Task statement: Retype all the records with nothing changed.

Material for this task:
# # # # # # #

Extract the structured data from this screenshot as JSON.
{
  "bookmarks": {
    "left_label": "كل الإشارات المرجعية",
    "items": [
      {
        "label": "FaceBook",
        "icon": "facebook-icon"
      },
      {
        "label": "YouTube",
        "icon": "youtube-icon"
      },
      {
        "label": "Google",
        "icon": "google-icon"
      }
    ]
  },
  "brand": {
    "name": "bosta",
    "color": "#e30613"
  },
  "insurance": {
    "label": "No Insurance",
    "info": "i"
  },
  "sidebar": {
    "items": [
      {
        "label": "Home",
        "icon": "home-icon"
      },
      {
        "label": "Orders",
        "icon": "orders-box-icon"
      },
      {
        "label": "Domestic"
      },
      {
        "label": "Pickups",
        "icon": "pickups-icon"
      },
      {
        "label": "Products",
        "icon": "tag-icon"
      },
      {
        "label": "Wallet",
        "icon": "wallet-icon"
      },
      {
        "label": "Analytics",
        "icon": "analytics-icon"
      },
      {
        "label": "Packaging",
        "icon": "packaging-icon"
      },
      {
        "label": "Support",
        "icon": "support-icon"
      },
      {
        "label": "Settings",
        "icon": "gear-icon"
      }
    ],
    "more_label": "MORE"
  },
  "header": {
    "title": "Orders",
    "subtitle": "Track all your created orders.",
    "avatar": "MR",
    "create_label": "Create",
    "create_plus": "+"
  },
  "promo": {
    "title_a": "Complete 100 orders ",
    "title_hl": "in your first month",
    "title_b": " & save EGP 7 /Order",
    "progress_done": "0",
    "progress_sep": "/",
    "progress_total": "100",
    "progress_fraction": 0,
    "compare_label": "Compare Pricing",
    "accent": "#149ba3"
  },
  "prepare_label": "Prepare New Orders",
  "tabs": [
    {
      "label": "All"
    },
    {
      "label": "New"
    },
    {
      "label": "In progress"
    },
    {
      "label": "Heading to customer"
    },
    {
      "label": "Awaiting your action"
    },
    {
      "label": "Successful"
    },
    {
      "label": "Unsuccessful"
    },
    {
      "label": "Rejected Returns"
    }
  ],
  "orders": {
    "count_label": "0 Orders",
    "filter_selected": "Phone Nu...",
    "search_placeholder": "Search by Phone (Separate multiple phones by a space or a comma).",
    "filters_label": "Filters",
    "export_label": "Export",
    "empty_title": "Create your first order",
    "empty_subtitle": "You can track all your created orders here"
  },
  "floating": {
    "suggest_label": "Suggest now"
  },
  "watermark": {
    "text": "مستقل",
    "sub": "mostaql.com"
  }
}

# # # # # # #

Solution:
Extract the structured data from this screenshot as JSON.
{
  "bookmarks": {
    "left_label": "كل الإشارات المرجعية",
    "items": [
      {
        "label": "FaceBook",
        "icon": "facebook-icon"
      },
      {
        "label": "YouTube",
        "icon": "youtube-icon"
      },
      {
        "label": "Google",
        "icon": "google-icon"
      }
    ]
  },
  "brand": {
    "name": "bosta",
    "color": "#e30613"
  },
  "insurance": {
    "label": "No Insurance",
    "info": "i"
  },
  "sidebar": {
    "items": [
      {
        "label": "Home",
        "icon": "home-icon"
      },
      {
        "label": "Orders",
        "icon": "orders-box-icon"
      },
      {
        "label": "Domestic"
      },
      {
        "label": "Pickups",
        "icon": "pickups-icon"
      },
      {
        "label": "Products",
        "icon": "tag-icon"
      },
      {
        "label": "Wallet",
        "icon": "wallet-icon"
      },
      {
        "label": "Analytics",
        "icon": "analytics-icon"
      },
      {
        "label": "Packaging",
        "icon": "packaging-icon"
      },
      {
        "label": "Support",
        "icon": "support-icon"
      },
      {
        "label": "Settings",
        "icon": "gear-icon"
      }
    ],
    "more_label": "MORE"
  },
  "header": {
    "title": "Orders",
    "subtitle": "Track all your created orders.",
    "avatar": "MR",
    "create_label": "Create",
    "create_plus": "+"
  },
  "promo": {
    "title_a": "Complete 100 orders ",
    "title_hl": "in your first month",
    "title_b": " & save EGP 7 /Order",
    "progress_done": "0",
    "progress_sep": "/",
    "progress_total": "100",
    "progress_fraction": 0,
    "compare_label": "Compare Pricing",
    "accent": "#149ba3"
  },
  "prepare_label": "Prepare New Orders",
  "tabs": [
    {
      "label": "All"
    },
    {
      "label": "New"
    },
    {
      "label": "In progress"
    },
    {
      "label": "Heading to customer"
    },
    {
      "label": "Awaiting your action"
    },
    {
      "label": "Successful"
    },
    {
      "label": "Unsuccessful"
    },
    {
      "label": "Rejected Returns"
    }
  ],
  "orders": {
    "count_label": "0 Orders",
    "filter_selected": "Phone Nu...",
    "search_placeholder": "Search by Phone (Separate multiple phones by a space or a comma).",
    "filters_label": "Filters",
    "export_label": "Export",
    "empty_title": "Create your first order",
    "empty_subtitle": "You can track all your created orders here"
  },
  "floating": {
    "suggest_label": "Suggest now"
  },
  "watermark": {
    "text": "مستقل",
    "sub": "mostaql.com"
  }
}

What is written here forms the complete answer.